• **Exercise instructions**: Which lines in the records below contain the word "verbinden"? Copy each one out.

# start of Material for the task

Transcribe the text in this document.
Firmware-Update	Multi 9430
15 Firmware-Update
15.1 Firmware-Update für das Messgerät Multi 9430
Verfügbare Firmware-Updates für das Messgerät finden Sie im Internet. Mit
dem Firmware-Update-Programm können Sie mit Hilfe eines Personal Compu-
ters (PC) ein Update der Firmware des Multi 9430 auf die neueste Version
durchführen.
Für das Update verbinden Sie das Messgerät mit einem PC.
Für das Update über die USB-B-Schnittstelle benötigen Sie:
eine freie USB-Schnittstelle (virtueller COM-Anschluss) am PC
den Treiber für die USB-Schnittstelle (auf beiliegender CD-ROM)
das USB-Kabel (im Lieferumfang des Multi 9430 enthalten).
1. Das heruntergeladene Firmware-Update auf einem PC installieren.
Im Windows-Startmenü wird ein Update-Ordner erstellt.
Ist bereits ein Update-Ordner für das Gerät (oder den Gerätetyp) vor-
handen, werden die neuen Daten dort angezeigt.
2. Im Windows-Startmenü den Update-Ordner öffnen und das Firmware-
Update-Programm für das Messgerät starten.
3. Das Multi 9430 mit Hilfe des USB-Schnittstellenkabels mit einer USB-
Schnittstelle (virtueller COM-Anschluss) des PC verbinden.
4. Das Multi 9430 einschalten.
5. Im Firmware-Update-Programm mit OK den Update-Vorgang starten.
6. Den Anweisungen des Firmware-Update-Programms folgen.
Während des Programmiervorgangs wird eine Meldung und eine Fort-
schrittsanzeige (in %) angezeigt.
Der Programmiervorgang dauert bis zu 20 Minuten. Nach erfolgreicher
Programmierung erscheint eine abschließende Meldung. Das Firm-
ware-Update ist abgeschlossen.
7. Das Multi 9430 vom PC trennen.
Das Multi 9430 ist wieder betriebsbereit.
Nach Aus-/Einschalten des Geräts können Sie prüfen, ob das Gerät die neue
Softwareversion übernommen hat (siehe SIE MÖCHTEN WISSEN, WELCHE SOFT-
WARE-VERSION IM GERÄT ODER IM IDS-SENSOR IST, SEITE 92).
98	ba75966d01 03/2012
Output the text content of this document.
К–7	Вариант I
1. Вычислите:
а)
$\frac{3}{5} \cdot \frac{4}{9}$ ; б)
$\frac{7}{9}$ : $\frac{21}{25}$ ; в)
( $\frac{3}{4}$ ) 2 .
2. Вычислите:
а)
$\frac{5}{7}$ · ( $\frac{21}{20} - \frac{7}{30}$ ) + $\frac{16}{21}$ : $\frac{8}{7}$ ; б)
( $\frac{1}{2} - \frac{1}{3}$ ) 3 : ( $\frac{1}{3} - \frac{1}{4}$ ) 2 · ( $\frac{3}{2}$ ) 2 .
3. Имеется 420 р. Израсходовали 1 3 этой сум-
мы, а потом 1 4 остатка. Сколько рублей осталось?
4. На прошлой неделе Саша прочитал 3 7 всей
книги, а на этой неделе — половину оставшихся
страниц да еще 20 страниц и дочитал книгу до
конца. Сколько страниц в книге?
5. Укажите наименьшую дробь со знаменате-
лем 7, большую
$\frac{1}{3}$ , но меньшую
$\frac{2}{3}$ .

# end of Material for the task

• **Complete response**:
Für das Update verbinden Sie das Messgerät mit einem PC.
Schnittstelle (virtueller COM-Anschluss) des PC verbinden.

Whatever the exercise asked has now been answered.